■ **Your instructions**: What number of lines contain the word "text"? Reply with the number and nothing else.

■ **Data to process**:
··········

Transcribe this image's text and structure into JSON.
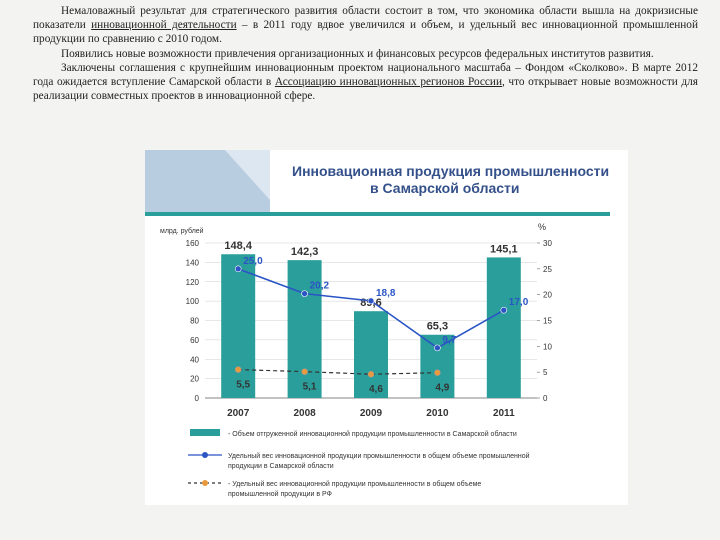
{
  "paragraphs": [
    {
      "segments": [
        {
          "text": "Немаловажный результат для стратегического развития области состоит в том, что экономика области вышла на докризисные показатели "
        },
        {
          "text": "инновационной деятельности",
          "underline": true
        },
        {
          "text": " – в 2011 году вдвое увеличился и объем, и удельный вес инновационной промышленной продукции по сравнению с 2010 годом."
        }
      ]
    },
    {
      "segments": [
        {
          "text": "Появились новые возможности привлечения организационных и финансовых ресурсов федеральных институтов развития."
        }
      ]
    },
    {
      "segments": [
        {
          "text": "Заключены соглашения с крупнейшим инновационным проектом национального масштаба – Фондом «Сколково». В марте 2012 года ожидается вступление Самарской области в "
        },
        {
          "text": "Ассоциацию инновационных регионов России",
          "underline": true
        },
        {
          "text": ", что открывает новые возможности для реализации совместных проектов в инновационной сфере."
        }
      ]
    }
  ],
  "chart_data": {
    "type": "bar",
    "title": "Инновационная продукция промышленности в Самарской области",
    "ylabel": "млрд. рублей",
    "y2label": "%",
    "categories": [
      "2007",
      "2008",
      "2009",
      "2010",
      "2011"
    ],
    "ylim": [
      0,
      160
    ],
    "yticks": [
      0,
      20,
      40,
      60,
      80,
      100,
      120,
      140,
      160
    ],
    "y2lim": [
      0,
      30
    ],
    "y2ticks": [
      0,
      5,
      10,
      15,
      20,
      25,
      30
    ],
    "series": [
      {
        "name": "- Объем отгруженной инновационной продукции промышленности в Самарской области",
        "type": "bar",
        "color": "#2a9e9b",
        "values": [
          148.4,
          142.3,
          89.6,
          65.3,
          145.1
        ],
        "value_labels": [
          "148,4",
          "142,3",
          "89,6",
          "65,3",
          "145,1"
        ]
      },
      {
        "name": "Удельный вес инновационной продукции промышленности в общем объеме промышленной продукции в Самарской области",
        "type": "line",
        "axis": "y2",
        "color": "#2b55c5",
        "values": [
          25.0,
          20.2,
          18.8,
          9.7,
          17.0
        ],
        "value_labels": [
          "25,0",
          "20,2",
          "18,8",
          "9,7",
          "17,0"
        ]
      },
      {
        "name": "- Удельный вес инновационной продукции промышленности в общем объеме промышленной продукции в РФ",
        "type": "dashed",
        "axis": "y2",
        "color": "#e89a3c",
        "values": [
          5.5,
          5.1,
          4.6,
          4.9,
          null
        ],
        "value_labels": [
          "5,5",
          "5,1",
          "4,6",
          "4,9",
          null
        ]
      }
    ]
  }
}
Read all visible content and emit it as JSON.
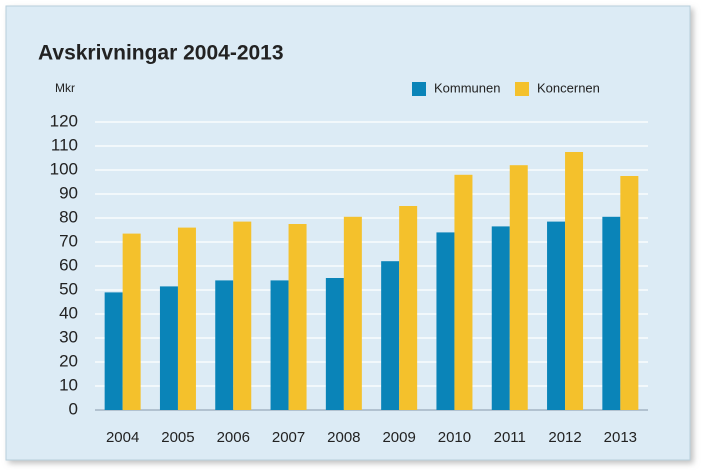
{
  "chart_data": {
    "type": "bar",
    "title": "Avskrivningar 2004-2013",
    "y_label": "Mkr",
    "categories": [
      "2004",
      "2005",
      "2006",
      "2007",
      "2008",
      "2009",
      "2010",
      "2011",
      "2012",
      "2013"
    ],
    "series": [
      {
        "name": "Kommunen",
        "color": "#0a84b8",
        "values": [
          49,
          51.5,
          54,
          54,
          55,
          62,
          74,
          76.5,
          78.5,
          80.5
        ]
      },
      {
        "name": "Koncernen",
        "color": "#f4c12c",
        "values": [
          73.5,
          76,
          78.5,
          77.5,
          80.5,
          85,
          98,
          102,
          107.5,
          97.5
        ]
      }
    ],
    "ylim": [
      0,
      120
    ],
    "yticks": [
      0,
      10,
      20,
      30,
      40,
      50,
      60,
      70,
      80,
      90,
      100,
      110,
      120
    ],
    "grid": true
  }
}
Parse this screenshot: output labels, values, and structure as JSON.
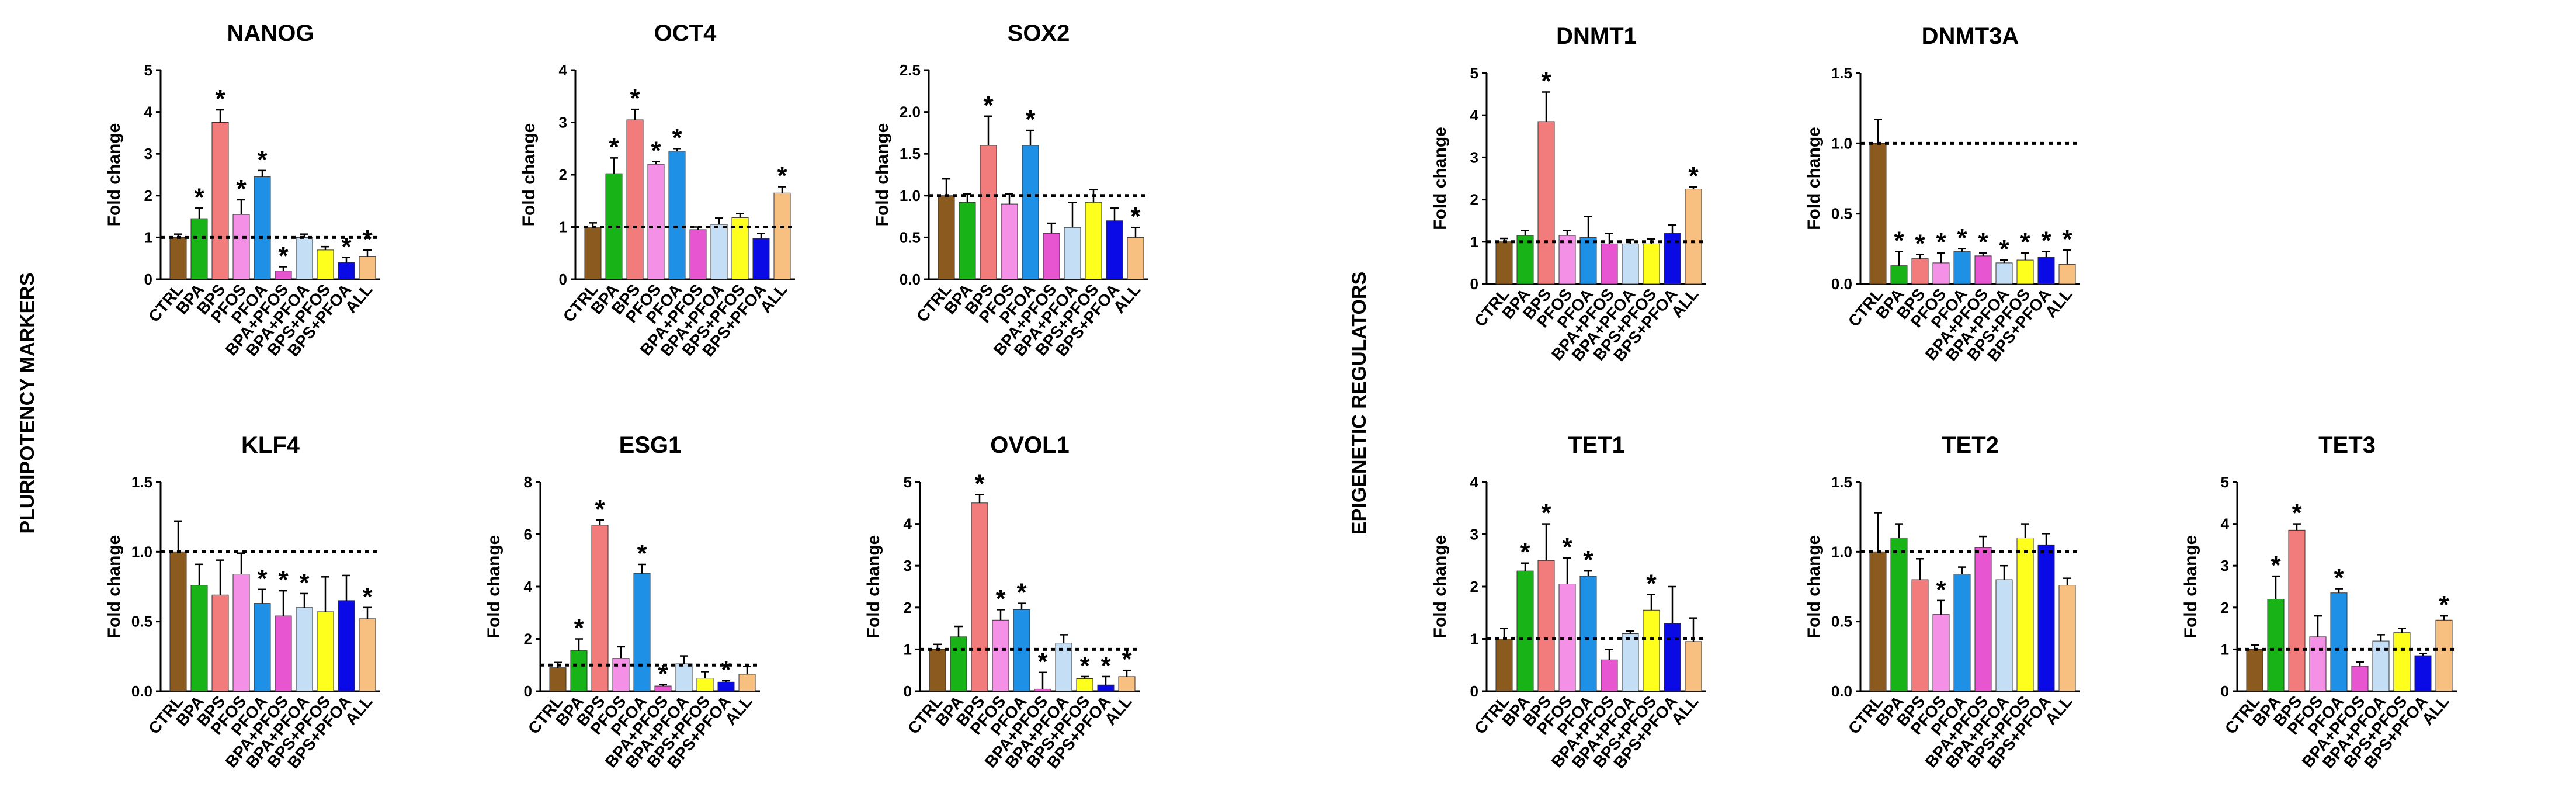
{
  "group_labels": {
    "left": "PLURIPOTENCY MARKERS",
    "right": "EPIGENETIC REGULATORS"
  },
  "categories": [
    "CTRL",
    "BPA",
    "BPS",
    "PFOS",
    "PFOA",
    "BPA+PFOS",
    "BPA+PFOA",
    "BPS+PFOS",
    "BPS+PFOA",
    "ALL"
  ],
  "bar_colors": [
    "#8B5A1E",
    "#17B317",
    "#F27C7C",
    "#F490E6",
    "#1E90E6",
    "#E855D0",
    "#C4DEF5",
    "#FFFF1E",
    "#0A0AE6",
    "#F8C080"
  ],
  "colors": {
    "axis": "#000000",
    "error_bar": "#000000",
    "reference_line": "#000000"
  },
  "chart_data": [
    {
      "type": "bar",
      "title": "NANOG",
      "ylabel": "Fold change",
      "ylim": [
        0,
        5
      ],
      "yticks": [
        "0",
        "1",
        "2",
        "3",
        "4",
        "5"
      ],
      "ref": 1,
      "values": [
        1.0,
        1.45,
        3.75,
        1.55,
        2.45,
        0.2,
        1.0,
        0.7,
        0.4,
        0.55
      ],
      "errors": [
        0.08,
        0.25,
        0.3,
        0.35,
        0.15,
        0.1,
        0.08,
        0.08,
        0.12,
        0.15
      ],
      "stars": [
        "",
        "*",
        "*",
        "*",
        "*",
        "*",
        "",
        "",
        "*",
        "*"
      ]
    },
    {
      "type": "bar",
      "title": "OCT4",
      "ylabel": "Fold change",
      "ylim": [
        0,
        4
      ],
      "yticks": [
        "0",
        "1",
        "2",
        "3",
        "4"
      ],
      "ref": 1,
      "values": [
        1.0,
        2.02,
        3.05,
        2.2,
        2.45,
        0.95,
        1.05,
        1.18,
        0.78,
        1.65
      ],
      "errors": [
        0.08,
        0.3,
        0.2,
        0.05,
        0.05,
        0.05,
        0.12,
        0.08,
        0.1,
        0.12
      ],
      "stars": [
        "",
        "*",
        "*",
        "*",
        "*",
        "",
        "",
        "",
        "",
        "*"
      ]
    },
    {
      "type": "bar",
      "title": "SOX2",
      "ylabel": "Fold change",
      "ylim": [
        0,
        2.5
      ],
      "yticks": [
        "0.0",
        "0.5",
        "1.0",
        "1.5",
        "2.0",
        "2.5"
      ],
      "ref": 1,
      "values": [
        1.0,
        0.92,
        1.6,
        0.9,
        1.6,
        0.55,
        0.62,
        0.92,
        0.7,
        0.5
      ],
      "errors": [
        0.2,
        0.1,
        0.35,
        0.12,
        0.18,
        0.12,
        0.3,
        0.15,
        0.15,
        0.12
      ],
      "stars": [
        "",
        "",
        "*",
        "",
        "*",
        "",
        "",
        "",
        "",
        "*"
      ]
    },
    {
      "type": "bar",
      "title": "KLF4",
      "ylabel": "Fold change",
      "ylim": [
        0,
        1.5
      ],
      "yticks": [
        "0.0",
        "0.5",
        "1.0",
        "1.5"
      ],
      "ref": 1,
      "values": [
        1.0,
        0.76,
        0.69,
        0.84,
        0.63,
        0.54,
        0.6,
        0.57,
        0.65,
        0.52
      ],
      "errors": [
        0.22,
        0.15,
        0.25,
        0.15,
        0.1,
        0.18,
        0.1,
        0.25,
        0.18,
        0.08
      ],
      "stars": [
        "",
        "",
        "",
        "",
        "*",
        "*",
        "*",
        "",
        "",
        "*"
      ]
    },
    {
      "type": "bar",
      "title": "ESG1",
      "ylabel": "Fold change",
      "ylim": [
        0,
        8
      ],
      "yticks": [
        "0",
        "2",
        "4",
        "6",
        "8"
      ],
      "ref": 1,
      "values": [
        0.9,
        1.55,
        6.35,
        1.25,
        4.5,
        0.2,
        1.05,
        0.5,
        0.35,
        0.65
      ],
      "errors": [
        0.2,
        0.45,
        0.2,
        0.45,
        0.35,
        0.05,
        0.3,
        0.25,
        0.05,
        0.3
      ],
      "stars": [
        "",
        "*",
        "*",
        "",
        "*",
        "*",
        "",
        "",
        "*",
        ""
      ]
    },
    {
      "type": "bar",
      "title": "OVOL1",
      "ylabel": "Fold change",
      "ylim": [
        0,
        5
      ],
      "yticks": [
        "0",
        "1",
        "2",
        "3",
        "4",
        "5"
      ],
      "ref": 1,
      "values": [
        1.0,
        1.3,
        4.5,
        1.7,
        1.95,
        0.05,
        1.15,
        0.3,
        0.15,
        0.35
      ],
      "errors": [
        0.12,
        0.25,
        0.2,
        0.25,
        0.15,
        0.4,
        0.2,
        0.05,
        0.2,
        0.15
      ],
      "stars": [
        "",
        "",
        "*",
        "*",
        "*",
        "*",
        "",
        "*",
        "*",
        "*"
      ]
    },
    {
      "type": "bar",
      "title": "DNMT1",
      "ylabel": "Fold change",
      "ylim": [
        0,
        5
      ],
      "yticks": [
        "0",
        "1",
        "2",
        "3",
        "4",
        "5"
      ],
      "ref": 1,
      "values": [
        1.0,
        1.15,
        3.85,
        1.15,
        1.1,
        0.95,
        0.95,
        0.95,
        1.2,
        2.25
      ],
      "errors": [
        0.08,
        0.12,
        0.7,
        0.12,
        0.5,
        0.25,
        0.1,
        0.12,
        0.2,
        0.05
      ],
      "stars": [
        "",
        "",
        "*",
        "",
        "",
        "",
        "",
        "",
        "",
        "*"
      ]
    },
    {
      "type": "bar",
      "title": "DNMT3A",
      "ylabel": "Fold change",
      "ylim": [
        0,
        1.5
      ],
      "yticks": [
        "0.0",
        "0.5",
        "1.0",
        "1.5"
      ],
      "ref": 1,
      "values": [
        1.0,
        0.13,
        0.18,
        0.15,
        0.23,
        0.2,
        0.15,
        0.17,
        0.19,
        0.14
      ],
      "errors": [
        0.17,
        0.1,
        0.03,
        0.07,
        0.02,
        0.02,
        0.02,
        0.05,
        0.04,
        0.1
      ],
      "stars": [
        "",
        "*",
        "*",
        "*",
        "*",
        "*",
        "*",
        "*",
        "*",
        "*"
      ]
    },
    {
      "type": "bar",
      "title": "TET1",
      "ylabel": "Fold change",
      "ylim": [
        0,
        4
      ],
      "yticks": [
        "0",
        "1",
        "2",
        "3",
        "4"
      ],
      "ref": 1,
      "values": [
        1.0,
        2.3,
        2.5,
        2.05,
        2.2,
        0.6,
        1.1,
        1.55,
        1.3,
        0.95
      ],
      "errors": [
        0.2,
        0.15,
        0.7,
        0.5,
        0.1,
        0.2,
        0.05,
        0.3,
        0.7,
        0.45
      ],
      "stars": [
        "",
        "*",
        "*",
        "*",
        "*",
        "",
        "",
        "*",
        "",
        ""
      ]
    },
    {
      "type": "bar",
      "title": "TET2",
      "ylabel": "Fold change",
      "ylim": [
        0,
        1.5
      ],
      "yticks": [
        "0.0",
        "0.5",
        "1.0",
        "1.5"
      ],
      "ref": 1,
      "values": [
        1.0,
        1.1,
        0.8,
        0.55,
        0.84,
        1.03,
        0.8,
        1.1,
        1.05,
        0.76
      ],
      "errors": [
        0.28,
        0.1,
        0.15,
        0.1,
        0.05,
        0.08,
        0.1,
        0.1,
        0.08,
        0.05
      ],
      "stars": [
        "",
        "",
        "",
        "*",
        "",
        "",
        "",
        "",
        "",
        ""
      ]
    },
    {
      "type": "bar",
      "title": "TET3",
      "ylabel": "Fold change",
      "ylim": [
        0,
        5
      ],
      "yticks": [
        "0",
        "1",
        "2",
        "3",
        "4",
        "5"
      ],
      "ref": 1,
      "values": [
        1.0,
        2.2,
        3.85,
        1.3,
        2.35,
        0.6,
        1.2,
        1.4,
        0.85,
        1.7
      ],
      "errors": [
        0.1,
        0.55,
        0.15,
        0.5,
        0.1,
        0.1,
        0.15,
        0.1,
        0.05,
        0.1
      ],
      "stars": [
        "",
        "*",
        "*",
        "",
        "*",
        "",
        "",
        "",
        "",
        "*"
      ]
    }
  ]
}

··········

■ **Solution**: 8